- **What you need to do**
Rewrite everything from the start of the records down to the line containing "x-tick-label: 350: [560, 515, 580, 529]", replacing "series-label" with "point-label" and leaving all else unchanged.

[Entries from a dataset]
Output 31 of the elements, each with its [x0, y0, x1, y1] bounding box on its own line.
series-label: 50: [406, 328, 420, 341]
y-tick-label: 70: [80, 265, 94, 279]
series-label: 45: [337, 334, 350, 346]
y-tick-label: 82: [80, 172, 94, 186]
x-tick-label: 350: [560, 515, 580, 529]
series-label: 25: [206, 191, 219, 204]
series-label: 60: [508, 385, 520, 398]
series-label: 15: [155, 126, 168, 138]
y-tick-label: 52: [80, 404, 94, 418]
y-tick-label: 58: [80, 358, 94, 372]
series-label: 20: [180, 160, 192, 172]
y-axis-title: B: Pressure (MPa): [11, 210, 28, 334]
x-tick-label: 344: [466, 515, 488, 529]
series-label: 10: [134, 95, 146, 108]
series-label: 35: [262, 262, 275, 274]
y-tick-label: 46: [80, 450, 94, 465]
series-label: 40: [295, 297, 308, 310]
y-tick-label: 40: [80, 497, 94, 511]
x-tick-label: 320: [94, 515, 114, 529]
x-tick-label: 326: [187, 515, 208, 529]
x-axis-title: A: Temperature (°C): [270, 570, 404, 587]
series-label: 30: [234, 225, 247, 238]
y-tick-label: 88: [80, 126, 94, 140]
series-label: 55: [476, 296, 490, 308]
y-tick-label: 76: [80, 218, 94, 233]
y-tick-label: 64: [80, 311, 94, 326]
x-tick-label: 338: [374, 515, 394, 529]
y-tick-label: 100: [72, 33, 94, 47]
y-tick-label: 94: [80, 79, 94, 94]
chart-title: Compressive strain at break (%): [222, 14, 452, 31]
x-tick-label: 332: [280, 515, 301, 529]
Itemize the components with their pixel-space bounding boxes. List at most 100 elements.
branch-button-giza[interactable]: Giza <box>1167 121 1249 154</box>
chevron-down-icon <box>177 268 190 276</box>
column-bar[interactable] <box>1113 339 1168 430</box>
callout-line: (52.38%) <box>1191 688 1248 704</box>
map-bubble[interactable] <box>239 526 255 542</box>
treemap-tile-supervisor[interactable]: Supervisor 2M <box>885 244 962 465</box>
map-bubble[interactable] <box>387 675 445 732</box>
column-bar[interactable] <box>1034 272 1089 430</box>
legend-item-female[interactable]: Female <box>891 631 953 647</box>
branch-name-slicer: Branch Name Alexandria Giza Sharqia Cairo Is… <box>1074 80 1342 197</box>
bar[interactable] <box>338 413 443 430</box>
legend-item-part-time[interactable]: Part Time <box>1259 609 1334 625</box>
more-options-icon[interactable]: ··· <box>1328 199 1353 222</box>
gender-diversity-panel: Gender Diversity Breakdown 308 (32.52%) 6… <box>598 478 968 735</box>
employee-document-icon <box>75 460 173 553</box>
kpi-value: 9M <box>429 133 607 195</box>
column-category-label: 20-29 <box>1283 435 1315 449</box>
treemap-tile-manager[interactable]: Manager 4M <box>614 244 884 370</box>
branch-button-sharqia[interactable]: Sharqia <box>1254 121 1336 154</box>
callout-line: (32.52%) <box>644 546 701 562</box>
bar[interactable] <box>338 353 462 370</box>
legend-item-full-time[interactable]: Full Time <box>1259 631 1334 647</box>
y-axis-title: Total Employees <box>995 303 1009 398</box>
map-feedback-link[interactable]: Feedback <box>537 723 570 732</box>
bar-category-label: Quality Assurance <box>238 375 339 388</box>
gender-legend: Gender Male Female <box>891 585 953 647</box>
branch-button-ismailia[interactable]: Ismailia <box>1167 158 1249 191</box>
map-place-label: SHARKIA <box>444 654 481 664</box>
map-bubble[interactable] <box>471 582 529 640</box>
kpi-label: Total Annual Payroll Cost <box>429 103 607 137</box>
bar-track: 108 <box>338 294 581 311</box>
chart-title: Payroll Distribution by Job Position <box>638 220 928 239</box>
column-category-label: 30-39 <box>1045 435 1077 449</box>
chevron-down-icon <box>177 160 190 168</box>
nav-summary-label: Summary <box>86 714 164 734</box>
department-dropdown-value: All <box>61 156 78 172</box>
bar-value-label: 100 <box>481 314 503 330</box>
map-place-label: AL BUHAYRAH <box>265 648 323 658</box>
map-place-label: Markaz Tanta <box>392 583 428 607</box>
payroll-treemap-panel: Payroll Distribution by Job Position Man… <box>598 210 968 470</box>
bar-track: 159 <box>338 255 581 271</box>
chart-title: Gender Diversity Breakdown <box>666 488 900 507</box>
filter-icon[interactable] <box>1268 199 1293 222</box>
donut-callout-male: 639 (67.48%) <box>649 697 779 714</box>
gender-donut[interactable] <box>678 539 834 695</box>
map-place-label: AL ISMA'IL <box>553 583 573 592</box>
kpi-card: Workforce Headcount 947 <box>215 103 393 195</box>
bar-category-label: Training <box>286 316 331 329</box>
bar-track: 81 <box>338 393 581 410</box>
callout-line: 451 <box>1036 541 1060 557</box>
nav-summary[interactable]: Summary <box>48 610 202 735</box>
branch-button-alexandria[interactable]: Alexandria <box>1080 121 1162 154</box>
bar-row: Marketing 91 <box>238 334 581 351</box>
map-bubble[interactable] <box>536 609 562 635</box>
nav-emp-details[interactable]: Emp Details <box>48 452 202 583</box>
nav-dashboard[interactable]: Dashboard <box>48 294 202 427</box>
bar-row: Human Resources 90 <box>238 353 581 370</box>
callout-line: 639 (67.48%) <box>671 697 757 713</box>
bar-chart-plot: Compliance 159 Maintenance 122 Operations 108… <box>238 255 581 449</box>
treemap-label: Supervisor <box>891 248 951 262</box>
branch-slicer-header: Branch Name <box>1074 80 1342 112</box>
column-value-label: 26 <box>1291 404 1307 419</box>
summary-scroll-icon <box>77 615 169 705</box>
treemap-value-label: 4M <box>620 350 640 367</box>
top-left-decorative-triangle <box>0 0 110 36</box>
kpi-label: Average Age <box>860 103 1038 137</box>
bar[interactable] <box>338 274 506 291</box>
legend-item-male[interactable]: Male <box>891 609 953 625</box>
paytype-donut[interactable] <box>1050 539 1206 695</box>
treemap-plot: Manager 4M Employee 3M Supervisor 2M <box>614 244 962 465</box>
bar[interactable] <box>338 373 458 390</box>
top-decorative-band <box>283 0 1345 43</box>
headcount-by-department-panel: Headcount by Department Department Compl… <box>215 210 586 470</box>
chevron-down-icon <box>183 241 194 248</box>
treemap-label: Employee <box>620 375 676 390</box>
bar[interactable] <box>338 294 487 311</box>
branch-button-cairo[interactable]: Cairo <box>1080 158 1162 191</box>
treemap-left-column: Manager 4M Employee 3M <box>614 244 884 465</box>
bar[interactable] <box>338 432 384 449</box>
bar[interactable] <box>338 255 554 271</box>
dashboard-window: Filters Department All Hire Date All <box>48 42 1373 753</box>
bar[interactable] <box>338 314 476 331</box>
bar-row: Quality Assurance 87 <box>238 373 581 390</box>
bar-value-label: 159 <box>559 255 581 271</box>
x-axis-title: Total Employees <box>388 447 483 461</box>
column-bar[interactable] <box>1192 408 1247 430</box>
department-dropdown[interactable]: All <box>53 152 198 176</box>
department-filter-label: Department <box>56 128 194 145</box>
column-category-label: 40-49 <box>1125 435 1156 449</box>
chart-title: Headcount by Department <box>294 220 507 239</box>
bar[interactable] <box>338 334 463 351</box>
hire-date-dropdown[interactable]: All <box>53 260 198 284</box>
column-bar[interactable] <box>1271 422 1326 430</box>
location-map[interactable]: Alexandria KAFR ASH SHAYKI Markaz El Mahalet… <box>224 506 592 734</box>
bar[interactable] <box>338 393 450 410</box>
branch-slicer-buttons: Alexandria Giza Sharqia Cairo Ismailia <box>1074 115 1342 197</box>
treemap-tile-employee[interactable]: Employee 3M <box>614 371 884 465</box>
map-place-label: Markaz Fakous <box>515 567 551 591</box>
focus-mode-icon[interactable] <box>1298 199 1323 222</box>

- **Completed exercise**
Output 31 of the elements, each with its [x0, y0, x1, y1] bounding box on its own line.
point-label: 50: [406, 328, 420, 341]
y-tick-label: 70: [80, 265, 94, 279]
point-label: 45: [337, 334, 350, 346]
y-tick-label: 82: [80, 172, 94, 186]
x-tick-label: 350: [560, 515, 580, 529]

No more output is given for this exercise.